(Data entries)

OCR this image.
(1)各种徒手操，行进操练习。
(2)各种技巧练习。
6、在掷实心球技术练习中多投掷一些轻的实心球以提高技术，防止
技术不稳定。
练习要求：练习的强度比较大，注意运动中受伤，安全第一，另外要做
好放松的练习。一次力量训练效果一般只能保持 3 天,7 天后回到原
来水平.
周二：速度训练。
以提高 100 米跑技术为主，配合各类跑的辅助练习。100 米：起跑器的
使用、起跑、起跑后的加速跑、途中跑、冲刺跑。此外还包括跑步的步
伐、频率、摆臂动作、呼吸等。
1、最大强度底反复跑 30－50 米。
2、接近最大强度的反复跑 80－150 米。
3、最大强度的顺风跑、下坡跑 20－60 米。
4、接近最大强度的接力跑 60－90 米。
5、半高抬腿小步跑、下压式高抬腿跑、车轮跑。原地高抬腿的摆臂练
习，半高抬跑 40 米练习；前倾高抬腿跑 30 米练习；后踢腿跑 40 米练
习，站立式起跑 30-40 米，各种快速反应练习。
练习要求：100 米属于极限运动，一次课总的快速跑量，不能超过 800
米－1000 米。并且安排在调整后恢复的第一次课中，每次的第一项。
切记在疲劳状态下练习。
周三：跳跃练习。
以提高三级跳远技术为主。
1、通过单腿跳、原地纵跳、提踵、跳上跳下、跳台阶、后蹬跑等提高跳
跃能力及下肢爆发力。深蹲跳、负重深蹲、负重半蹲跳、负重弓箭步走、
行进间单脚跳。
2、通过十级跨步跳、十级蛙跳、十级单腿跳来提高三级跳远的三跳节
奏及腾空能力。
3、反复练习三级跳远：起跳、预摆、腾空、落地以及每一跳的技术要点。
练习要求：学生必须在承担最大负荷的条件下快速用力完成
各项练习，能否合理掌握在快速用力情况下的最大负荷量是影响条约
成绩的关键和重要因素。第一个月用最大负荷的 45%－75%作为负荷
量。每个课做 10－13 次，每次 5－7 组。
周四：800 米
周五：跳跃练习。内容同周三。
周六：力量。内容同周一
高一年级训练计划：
--
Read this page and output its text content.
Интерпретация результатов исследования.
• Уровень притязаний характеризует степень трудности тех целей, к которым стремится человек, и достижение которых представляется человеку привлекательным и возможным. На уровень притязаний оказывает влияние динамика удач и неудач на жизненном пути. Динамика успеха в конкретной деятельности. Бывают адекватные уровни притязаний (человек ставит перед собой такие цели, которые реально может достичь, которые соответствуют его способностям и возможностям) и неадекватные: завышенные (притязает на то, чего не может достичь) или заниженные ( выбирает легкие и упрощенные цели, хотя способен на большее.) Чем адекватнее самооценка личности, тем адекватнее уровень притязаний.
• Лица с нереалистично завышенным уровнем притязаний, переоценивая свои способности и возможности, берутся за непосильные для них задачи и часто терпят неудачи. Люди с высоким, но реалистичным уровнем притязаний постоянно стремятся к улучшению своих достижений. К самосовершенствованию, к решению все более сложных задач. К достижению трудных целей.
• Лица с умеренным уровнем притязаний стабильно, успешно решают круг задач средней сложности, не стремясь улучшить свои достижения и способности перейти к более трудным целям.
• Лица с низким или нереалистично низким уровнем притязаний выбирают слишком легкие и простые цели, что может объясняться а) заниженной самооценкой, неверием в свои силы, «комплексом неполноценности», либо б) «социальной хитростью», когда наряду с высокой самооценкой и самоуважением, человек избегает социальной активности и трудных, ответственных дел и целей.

Short task: Find all lines where the word "this" appears. Copy them.

Finished task:
OCR this image.
Read this page and output its text content.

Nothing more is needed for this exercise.